Task prompt: Reproduce the listing below word for word, with no pictures.
------------------------------
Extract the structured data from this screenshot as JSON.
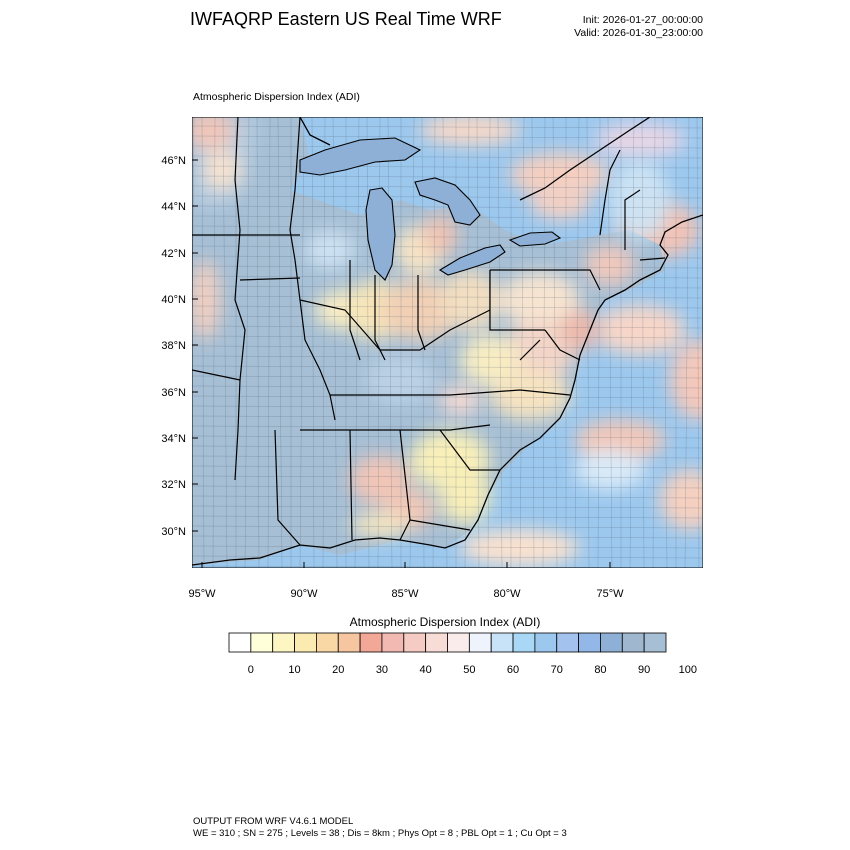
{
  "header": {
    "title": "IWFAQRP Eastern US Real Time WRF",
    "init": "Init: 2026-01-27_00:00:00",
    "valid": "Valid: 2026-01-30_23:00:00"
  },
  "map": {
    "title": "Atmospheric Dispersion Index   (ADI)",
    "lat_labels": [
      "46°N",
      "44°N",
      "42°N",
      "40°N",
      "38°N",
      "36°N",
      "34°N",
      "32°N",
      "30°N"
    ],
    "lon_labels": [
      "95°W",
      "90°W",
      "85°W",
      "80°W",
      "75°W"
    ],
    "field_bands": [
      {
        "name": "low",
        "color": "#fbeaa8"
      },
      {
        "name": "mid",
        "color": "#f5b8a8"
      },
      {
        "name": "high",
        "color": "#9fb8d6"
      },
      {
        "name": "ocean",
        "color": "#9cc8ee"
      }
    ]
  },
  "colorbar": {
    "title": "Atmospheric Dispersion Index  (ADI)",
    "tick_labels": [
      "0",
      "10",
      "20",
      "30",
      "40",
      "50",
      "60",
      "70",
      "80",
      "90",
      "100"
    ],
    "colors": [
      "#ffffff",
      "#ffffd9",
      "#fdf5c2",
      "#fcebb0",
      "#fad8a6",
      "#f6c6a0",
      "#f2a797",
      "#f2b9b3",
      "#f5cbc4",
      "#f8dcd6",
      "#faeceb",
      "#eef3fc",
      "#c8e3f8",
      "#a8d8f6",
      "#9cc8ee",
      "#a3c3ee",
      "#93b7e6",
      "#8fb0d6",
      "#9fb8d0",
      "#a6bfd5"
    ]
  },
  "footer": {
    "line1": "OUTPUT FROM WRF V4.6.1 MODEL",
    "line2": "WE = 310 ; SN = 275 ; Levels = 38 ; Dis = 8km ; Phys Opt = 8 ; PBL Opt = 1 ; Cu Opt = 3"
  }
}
------------------------------
Reply to the exercise:
Extract the structured data from this screenshot as JSON.
{
  "header": {
    "title": "IWFAQRP Eastern US Real Time WRF",
    "init": "Init: 2026-01-27_00:00:00",
    "valid": "Valid: 2026-01-30_23:00:00"
  },
  "map": {
    "title": "Atmospheric Dispersion Index   (ADI)",
    "lat_labels": [
      "46°N",
      "44°N",
      "42°N",
      "40°N",
      "38°N",
      "36°N",
      "34°N",
      "32°N",
      "30°N"
    ],
    "lon_labels": [
      "95°W",
      "90°W",
      "85°W",
      "80°W",
      "75°W"
    ],
    "field_bands": [
      {
        "name": "low",
        "color": "#fbeaa8"
      },
      {
        "name": "mid",
        "color": "#f5b8a8"
      },
      {
        "name": "high",
        "color": "#9fb8d6"
      },
      {
        "name": "ocean",
        "color": "#9cc8ee"
      }
    ]
  },
  "colorbar": {
    "title": "Atmospheric Dispersion Index  (ADI)",
    "tick_labels": [
      "0",
      "10",
      "20",
      "30",
      "40",
      "50",
      "60",
      "70",
      "80",
      "90",
      "100"
    ],
    "colors": [
      "#ffffff",
      "#ffffd9",
      "#fdf5c2",
      "#fcebb0",
      "#fad8a6",
      "#f6c6a0",
      "#f2a797",
      "#f2b9b3",
      "#f5cbc4",
      "#f8dcd6",
      "#faeceb",
      "#eef3fc",
      "#c8e3f8",
      "#a8d8f6",
      "#9cc8ee",
      "#a3c3ee",
      "#93b7e6",
      "#8fb0d6",
      "#9fb8d0",
      "#a6bfd5"
    ]
  },
  "footer": {
    "line1": "OUTPUT FROM WRF V4.6.1 MODEL",
    "line2": "WE = 310 ; SN = 275 ; Levels = 38 ; Dis = 8km ; Phys Opt = 8 ; PBL Opt = 1 ; Cu Opt = 3"
  }
}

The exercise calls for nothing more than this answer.